-------- Records to use --------
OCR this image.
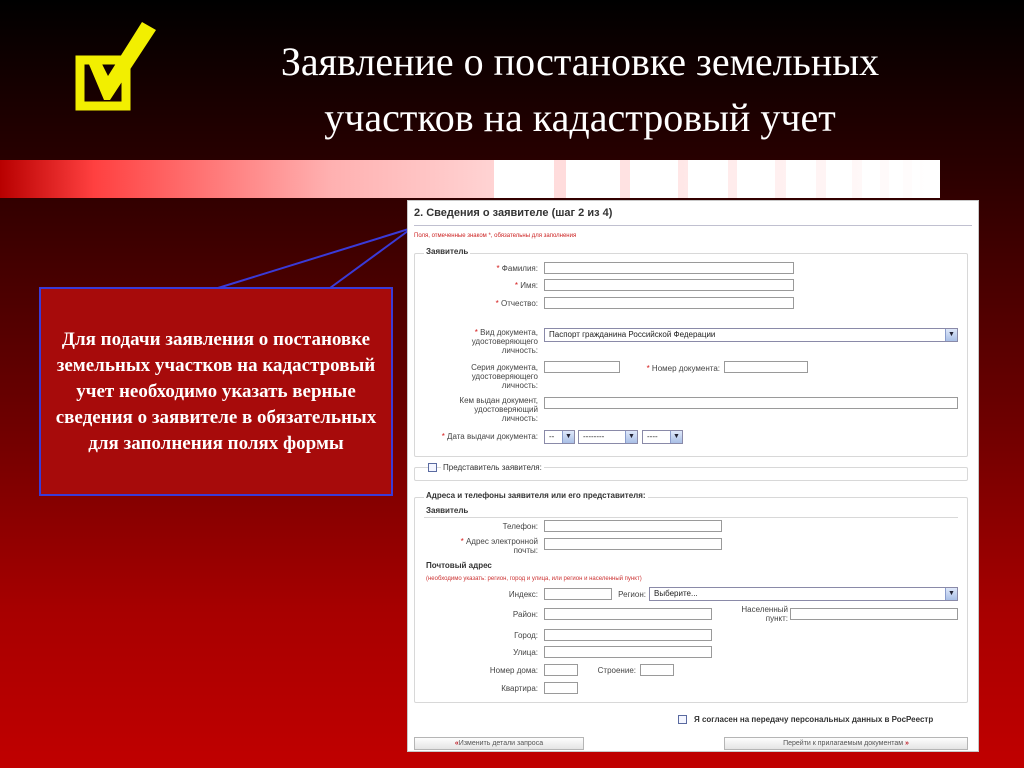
Заявление о постановке земельных
участков на кадастровый учет
Для подачи заявления о постановке земельных участков на кадастровый учет необходимо указать верные сведения о заявителе в обязательных для заполнения полях формы
2. Сведения о заявителе (шаг 2 из 4)
Поля, отмеченные знаком *, обязательны для заполнения
Заявитель
* Фамилия:
* Имя:
* Отчество:
* Вид документа, удостоверяющего личность:
Паспорт гражданина Российской Федерации	▼
Серия документа, удостоверяющего личность:
* Номер документа:
Кем выдан документ, удостоверяющий личность:
* Дата выдачи документа:	--	▼	--------	▼	----	▼
Представитель заявителя:
Адреса и телефоны заявителя или его представителя:
Заявитель
Телефон:
* Адрес электронной почты:
Почтовый адрес
(необходимо указать: регион, город и улица, или регион и населенный пункт)
Индекс:	Регион:	Выберите...	▼
Район:
Населенный пункт:
Город:
Улица:
Номер дома:	Строение:
Квартира:
Я согласен на передачу персональных данных в РосРеестр
«Изменить детали запроса	Перейти к прилагаемым документам »
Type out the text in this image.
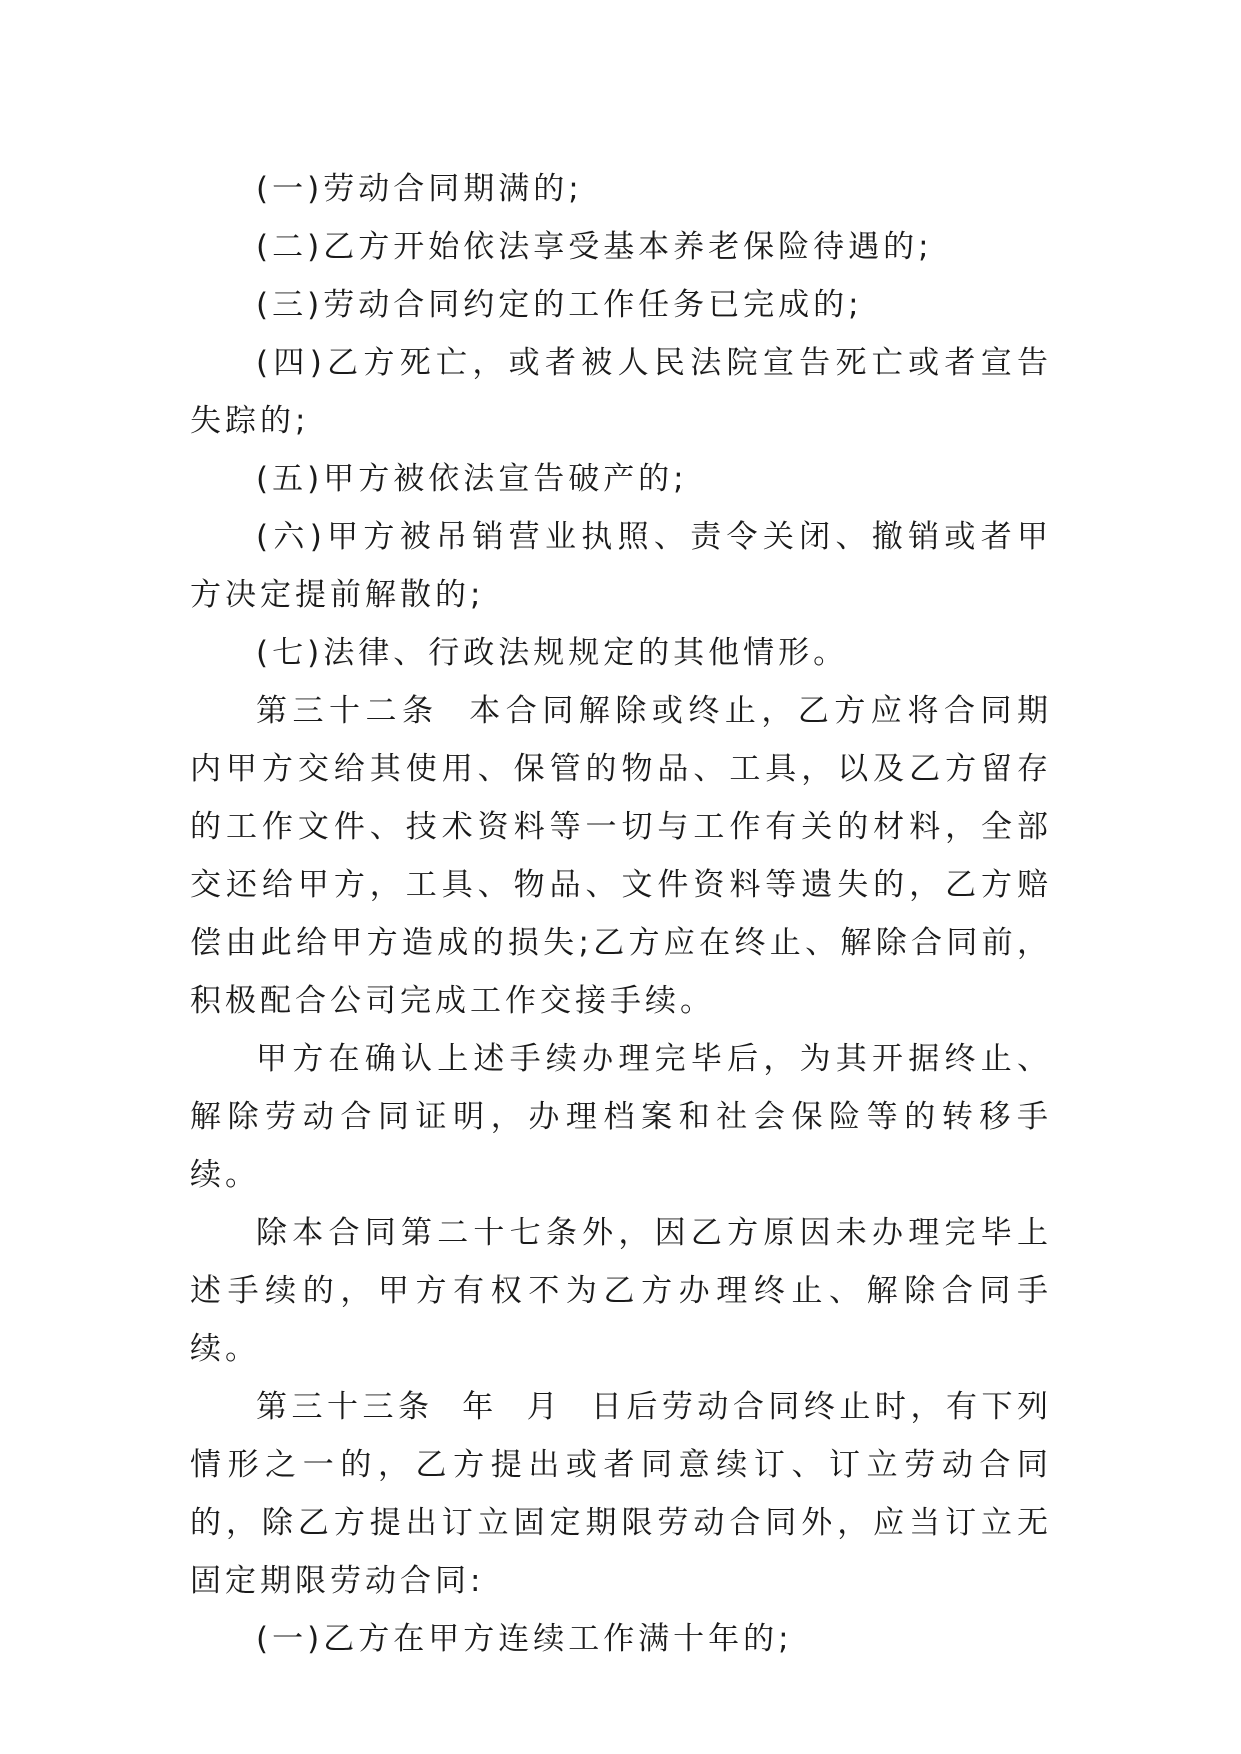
(一)劳动合同期满的;

(二)乙方开始依法享受基本养老保险待遇的;

(三)劳动合同约定的工作任务已完成的;

(四)乙方死亡，或者被人民法院宣告死亡或者宣告失踪的;

(五)甲方被依法宣告破产的;

(六)甲方被吊销营业执照、责令关闭、撤销或者甲方决定提前解散的;

(七)法律、行政法规规定的其他情形。

第三十二条  本合同解除或终止，乙方应将合同期内甲方交给其使用、保管的物品、工具，以及乙方留存的工作文件、技术资料等一切与工作有关的材料，全部交还给甲方，工具、物品、文件资料等遗失的，乙方赔偿由此给甲方造成的损失;乙方应在终止、解除合同前，积极配合公司完成工作交接手续。

甲方在确认上述手续办理完毕后，为其开据终止、解除劳动合同证明，办理档案和社会保险等的转移手续。

除本合同第二十七条外，因乙方原因未办理完毕上述手续的，甲方有权不为乙方办理终止、解除合同手续。

第三十三条  年  月  日后劳动合同终止时，有下列情形之一的，乙方提出或者同意续订、订立劳动合同的，除乙方提出订立固定期限劳动合同外，应当订立无固定期限劳动合同:

(一)乙方在甲方连续工作满十年的;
--------
§ Task details
The records above are to be reproduced exactly; the pictures are to be left out.

§ Response to this exercise
OCR this image.
Заявление о постановке земельных
участков на кадастровый учет
Для подачи заявления о постановке земельных участков на кадастровый учет необходимо указать верные сведения о заявителе в обязательных для заполнения полях формы
2. Сведения о заявителе (шаг 2 из 4)
Поля, отмеченные знаком *, обязательны для заполнения
Заявитель
* Фамилия:
* Имя:
* Отчество:
* Вид документа, удостоверяющего личность:
Паспорт гражданина Российской Федерации	▼
Серия документа, удостоверяющего личность:
* Номер документа:
Кем выдан документ, удостоверяющий личность:
* Дата выдачи документа:	--	▼	--------	▼	----	▼
Представитель заявителя:
Адреса и телефоны заявителя или его представителя:
Заявитель
Телефон:
* Адрес электронной почты:
Почтовый адрес
(необходимо указать: регион, город и улица, или регион и населенный пункт)
Индекс:	Регион:	Выберите...	▼
Район:
Населенный пункт:
Город:
Улица:
Номер дома:	Строение:
Квартира:
Я согласен на передачу персональных данных в РосРеестр
«Изменить детали запроса	Перейти к прилагаемым документам »
Type out the text in this image.
(一)劳动合同期满的;

(二)乙方开始依法享受基本养老保险待遇的;

(三)劳动合同约定的工作任务已完成的;

(四)乙方死亡，或者被人民法院宣告死亡或者宣告失踪的;

(五)甲方被依法宣告破产的;

(六)甲方被吊销营业执照、责令关闭、撤销或者甲方决定提前解散的;

(七)法律、行政法规规定的其他情形。

第三十二条  本合同解除或终止，乙方应将合同期内甲方交给其使用、保管的物品、工具，以及乙方留存的工作文件、技术资料等一切与工作有关的材料，全部交还给甲方，工具、物品、文件资料等遗失的，乙方赔偿由此给甲方造成的损失;乙方应在终止、解除合同前，积极配合公司完成工作交接手续。

甲方在确认上述手续办理完毕后，为其开据终止、解除劳动合同证明，办理档案和社会保险等的转移手续。

除本合同第二十七条外，因乙方原因未办理完毕上述手续的，甲方有权不为乙方办理终止、解除合同手续。

第三十三条  年  月  日后劳动合同终止时，有下列情形之一的，乙方提出或者同意续订、订立劳动合同的，除乙方提出订立固定期限劳动合同外，应当订立无固定期限劳动合同:

(一)乙方在甲方连续工作满十年的;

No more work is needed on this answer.